## GOAL
Reproduce all lines of the listing below in which the word "vaccination" occurs.

[Figure dataset records]

* * *

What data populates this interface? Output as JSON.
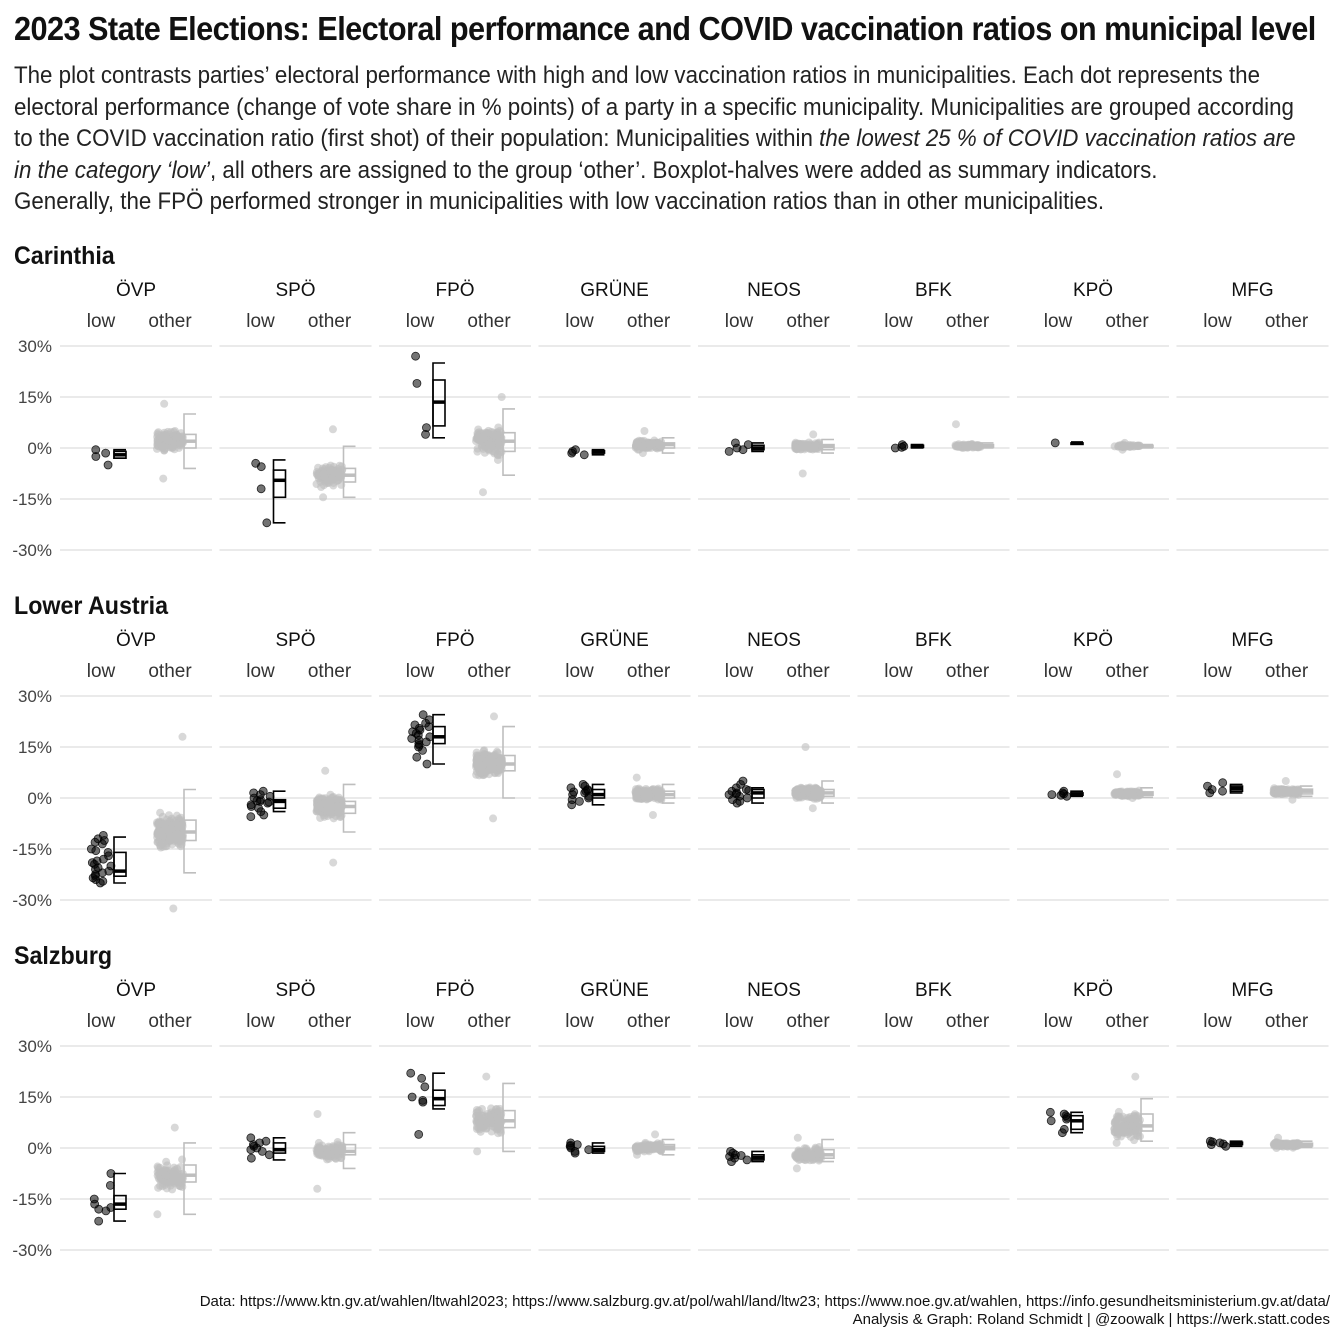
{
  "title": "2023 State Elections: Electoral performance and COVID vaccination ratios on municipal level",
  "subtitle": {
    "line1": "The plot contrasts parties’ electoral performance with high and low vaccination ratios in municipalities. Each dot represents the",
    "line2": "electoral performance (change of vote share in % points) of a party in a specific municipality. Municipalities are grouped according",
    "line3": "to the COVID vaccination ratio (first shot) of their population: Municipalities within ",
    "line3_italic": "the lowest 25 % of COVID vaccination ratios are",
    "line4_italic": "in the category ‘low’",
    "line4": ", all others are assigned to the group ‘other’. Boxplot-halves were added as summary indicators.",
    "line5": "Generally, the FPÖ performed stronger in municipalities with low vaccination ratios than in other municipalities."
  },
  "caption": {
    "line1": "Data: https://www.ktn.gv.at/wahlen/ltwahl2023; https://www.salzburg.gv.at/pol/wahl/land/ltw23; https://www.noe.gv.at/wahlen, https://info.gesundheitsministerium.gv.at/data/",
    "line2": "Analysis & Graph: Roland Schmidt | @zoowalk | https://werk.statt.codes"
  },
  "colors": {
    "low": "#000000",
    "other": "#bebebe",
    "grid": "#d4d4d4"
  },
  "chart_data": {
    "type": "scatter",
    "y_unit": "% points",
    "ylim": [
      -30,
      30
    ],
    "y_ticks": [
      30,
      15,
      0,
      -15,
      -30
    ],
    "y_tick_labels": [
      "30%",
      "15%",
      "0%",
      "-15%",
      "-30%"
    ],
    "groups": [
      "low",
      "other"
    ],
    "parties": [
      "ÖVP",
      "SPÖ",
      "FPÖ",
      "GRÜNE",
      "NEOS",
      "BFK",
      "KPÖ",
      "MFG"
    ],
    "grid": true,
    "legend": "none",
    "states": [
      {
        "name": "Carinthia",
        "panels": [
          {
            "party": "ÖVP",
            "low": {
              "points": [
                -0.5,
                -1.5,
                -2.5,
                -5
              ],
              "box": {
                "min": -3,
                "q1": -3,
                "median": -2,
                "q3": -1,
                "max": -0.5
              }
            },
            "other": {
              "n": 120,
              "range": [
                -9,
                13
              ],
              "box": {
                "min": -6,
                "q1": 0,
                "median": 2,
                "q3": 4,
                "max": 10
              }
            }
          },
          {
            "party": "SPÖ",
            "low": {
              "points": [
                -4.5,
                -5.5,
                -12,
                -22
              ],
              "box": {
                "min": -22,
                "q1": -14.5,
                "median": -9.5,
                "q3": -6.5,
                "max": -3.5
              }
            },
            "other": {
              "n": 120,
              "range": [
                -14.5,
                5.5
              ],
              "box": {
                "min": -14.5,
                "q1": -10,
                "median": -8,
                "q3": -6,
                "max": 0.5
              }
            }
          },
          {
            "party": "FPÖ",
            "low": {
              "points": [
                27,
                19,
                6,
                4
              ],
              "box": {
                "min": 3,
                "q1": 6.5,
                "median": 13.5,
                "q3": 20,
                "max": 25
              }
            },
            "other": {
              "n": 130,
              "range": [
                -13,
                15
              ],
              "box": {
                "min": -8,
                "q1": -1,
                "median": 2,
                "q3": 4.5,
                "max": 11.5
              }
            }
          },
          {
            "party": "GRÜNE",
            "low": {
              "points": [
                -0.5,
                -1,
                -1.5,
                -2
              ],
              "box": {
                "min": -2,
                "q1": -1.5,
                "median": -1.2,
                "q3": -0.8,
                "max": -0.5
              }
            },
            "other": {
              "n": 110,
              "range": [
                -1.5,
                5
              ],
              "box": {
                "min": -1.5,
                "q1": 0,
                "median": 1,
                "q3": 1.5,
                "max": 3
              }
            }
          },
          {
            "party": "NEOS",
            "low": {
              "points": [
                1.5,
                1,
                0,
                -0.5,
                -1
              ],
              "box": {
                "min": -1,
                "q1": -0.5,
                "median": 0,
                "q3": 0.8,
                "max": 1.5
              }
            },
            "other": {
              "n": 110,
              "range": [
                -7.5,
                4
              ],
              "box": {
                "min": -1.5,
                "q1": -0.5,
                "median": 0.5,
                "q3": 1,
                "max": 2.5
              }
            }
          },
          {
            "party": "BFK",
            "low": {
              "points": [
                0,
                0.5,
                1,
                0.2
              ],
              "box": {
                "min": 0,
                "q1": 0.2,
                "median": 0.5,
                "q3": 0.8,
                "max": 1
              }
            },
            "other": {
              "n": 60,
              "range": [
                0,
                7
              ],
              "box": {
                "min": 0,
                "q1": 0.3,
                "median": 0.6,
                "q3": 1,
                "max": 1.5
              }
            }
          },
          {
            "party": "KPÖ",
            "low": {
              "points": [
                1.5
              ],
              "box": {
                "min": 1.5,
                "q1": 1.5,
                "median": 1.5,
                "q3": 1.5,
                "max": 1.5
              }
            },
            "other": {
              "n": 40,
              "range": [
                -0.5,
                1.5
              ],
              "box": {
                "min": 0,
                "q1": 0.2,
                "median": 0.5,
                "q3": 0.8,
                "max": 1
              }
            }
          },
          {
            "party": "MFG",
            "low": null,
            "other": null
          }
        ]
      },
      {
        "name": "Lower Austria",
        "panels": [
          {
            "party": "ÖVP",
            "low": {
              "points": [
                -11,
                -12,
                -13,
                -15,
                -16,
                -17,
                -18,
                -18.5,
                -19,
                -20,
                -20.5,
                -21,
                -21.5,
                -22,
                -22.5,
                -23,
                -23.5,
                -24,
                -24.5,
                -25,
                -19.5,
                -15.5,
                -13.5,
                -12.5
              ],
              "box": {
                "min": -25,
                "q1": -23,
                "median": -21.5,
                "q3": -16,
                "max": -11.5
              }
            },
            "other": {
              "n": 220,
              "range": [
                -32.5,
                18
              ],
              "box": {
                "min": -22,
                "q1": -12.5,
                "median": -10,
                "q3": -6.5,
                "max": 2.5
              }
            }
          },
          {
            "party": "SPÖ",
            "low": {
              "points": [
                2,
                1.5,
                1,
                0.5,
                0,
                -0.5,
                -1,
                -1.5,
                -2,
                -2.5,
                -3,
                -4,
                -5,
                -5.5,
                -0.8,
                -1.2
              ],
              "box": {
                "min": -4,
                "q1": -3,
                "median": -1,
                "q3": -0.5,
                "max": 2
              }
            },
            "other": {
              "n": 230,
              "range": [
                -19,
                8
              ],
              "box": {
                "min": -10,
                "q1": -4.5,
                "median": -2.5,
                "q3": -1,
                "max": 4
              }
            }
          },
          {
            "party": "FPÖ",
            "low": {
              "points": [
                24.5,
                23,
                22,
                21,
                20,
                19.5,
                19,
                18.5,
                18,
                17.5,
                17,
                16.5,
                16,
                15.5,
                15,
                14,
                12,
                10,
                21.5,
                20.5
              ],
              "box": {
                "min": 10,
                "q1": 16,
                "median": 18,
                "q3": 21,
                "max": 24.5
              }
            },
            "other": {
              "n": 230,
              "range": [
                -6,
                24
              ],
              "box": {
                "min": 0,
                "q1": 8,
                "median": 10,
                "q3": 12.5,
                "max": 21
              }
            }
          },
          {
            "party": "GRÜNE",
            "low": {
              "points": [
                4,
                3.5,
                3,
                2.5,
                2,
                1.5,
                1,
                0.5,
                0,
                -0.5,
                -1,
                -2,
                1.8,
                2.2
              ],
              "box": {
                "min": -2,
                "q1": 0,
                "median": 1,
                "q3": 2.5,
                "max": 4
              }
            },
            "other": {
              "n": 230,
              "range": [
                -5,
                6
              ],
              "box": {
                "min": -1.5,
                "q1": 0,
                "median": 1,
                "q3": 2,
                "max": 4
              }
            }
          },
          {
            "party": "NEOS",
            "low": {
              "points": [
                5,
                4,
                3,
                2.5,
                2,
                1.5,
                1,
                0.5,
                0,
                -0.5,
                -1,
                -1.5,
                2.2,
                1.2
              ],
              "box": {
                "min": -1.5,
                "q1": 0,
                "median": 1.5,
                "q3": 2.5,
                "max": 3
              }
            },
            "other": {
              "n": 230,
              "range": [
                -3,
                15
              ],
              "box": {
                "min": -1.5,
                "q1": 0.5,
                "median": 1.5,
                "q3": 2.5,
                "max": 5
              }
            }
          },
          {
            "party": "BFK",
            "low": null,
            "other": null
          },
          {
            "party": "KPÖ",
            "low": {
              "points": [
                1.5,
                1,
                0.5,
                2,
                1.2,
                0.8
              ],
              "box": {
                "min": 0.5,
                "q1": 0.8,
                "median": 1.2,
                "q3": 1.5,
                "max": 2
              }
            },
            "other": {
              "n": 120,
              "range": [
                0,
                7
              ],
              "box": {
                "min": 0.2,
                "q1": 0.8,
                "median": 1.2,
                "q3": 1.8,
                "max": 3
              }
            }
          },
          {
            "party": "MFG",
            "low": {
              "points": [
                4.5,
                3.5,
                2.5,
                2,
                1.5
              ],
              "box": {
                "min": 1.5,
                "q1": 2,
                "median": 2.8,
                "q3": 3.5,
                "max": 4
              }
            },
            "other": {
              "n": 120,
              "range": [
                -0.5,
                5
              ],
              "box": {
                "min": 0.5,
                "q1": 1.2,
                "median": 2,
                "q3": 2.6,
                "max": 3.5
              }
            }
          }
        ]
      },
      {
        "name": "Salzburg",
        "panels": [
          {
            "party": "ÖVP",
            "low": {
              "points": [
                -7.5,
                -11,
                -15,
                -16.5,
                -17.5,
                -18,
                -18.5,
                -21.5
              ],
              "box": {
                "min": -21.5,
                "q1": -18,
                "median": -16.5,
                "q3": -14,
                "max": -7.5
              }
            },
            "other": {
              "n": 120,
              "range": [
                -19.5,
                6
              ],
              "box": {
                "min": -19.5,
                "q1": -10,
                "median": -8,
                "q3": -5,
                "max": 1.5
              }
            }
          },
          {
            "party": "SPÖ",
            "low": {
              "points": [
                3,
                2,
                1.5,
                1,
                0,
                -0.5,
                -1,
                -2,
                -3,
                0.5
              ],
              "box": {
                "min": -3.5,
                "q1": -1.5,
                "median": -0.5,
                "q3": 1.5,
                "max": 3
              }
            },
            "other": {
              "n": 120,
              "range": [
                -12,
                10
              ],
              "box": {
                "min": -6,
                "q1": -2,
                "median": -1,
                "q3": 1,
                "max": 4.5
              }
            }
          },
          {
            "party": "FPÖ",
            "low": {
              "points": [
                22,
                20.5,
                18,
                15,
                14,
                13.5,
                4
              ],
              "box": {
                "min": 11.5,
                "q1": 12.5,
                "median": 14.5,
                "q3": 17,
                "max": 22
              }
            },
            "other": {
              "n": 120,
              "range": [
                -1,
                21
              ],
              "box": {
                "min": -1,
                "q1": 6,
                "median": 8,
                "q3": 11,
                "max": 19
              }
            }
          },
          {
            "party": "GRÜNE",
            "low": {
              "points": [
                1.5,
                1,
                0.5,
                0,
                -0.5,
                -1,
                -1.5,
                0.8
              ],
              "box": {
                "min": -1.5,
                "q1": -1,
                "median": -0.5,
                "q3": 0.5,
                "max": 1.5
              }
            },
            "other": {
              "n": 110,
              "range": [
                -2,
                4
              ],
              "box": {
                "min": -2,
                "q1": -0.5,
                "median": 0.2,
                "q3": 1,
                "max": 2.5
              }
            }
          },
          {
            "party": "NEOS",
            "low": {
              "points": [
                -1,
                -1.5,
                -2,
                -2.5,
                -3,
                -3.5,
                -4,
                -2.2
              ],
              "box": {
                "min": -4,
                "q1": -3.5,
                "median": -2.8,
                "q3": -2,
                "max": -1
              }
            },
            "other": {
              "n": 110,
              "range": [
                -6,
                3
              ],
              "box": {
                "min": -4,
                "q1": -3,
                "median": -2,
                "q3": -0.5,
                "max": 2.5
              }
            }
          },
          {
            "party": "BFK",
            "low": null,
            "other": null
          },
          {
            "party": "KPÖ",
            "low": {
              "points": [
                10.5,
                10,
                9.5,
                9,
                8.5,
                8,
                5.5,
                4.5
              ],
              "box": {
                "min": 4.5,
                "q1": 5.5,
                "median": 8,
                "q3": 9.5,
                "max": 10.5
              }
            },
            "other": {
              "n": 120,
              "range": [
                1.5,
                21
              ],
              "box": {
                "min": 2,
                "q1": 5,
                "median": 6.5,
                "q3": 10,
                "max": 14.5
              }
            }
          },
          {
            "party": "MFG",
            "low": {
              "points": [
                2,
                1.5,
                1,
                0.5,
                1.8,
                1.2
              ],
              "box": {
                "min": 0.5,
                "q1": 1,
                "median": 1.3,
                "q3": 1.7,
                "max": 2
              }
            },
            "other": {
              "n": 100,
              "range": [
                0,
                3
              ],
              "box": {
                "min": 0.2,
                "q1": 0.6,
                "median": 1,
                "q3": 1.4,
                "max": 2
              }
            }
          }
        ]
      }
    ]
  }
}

* * *

## COMPLETED EXERCISE
  "title": "2023 State Elections: Electoral performance and COVID vaccination ratios on municipal level",
    "line1": "The plot contrasts parties’ electoral performance with high and low vaccination ratios in municipalities. Each dot represents the",
    "line3": "to the COVID vaccination ratio (first shot) of their population: Municipalities within ",
    "line3_italic": "the lowest 25 % of COVID vaccination ratios are",
    "line5": "Generally, the FPÖ performed stronger in municipalities with low vaccination ratios than in other municipalities."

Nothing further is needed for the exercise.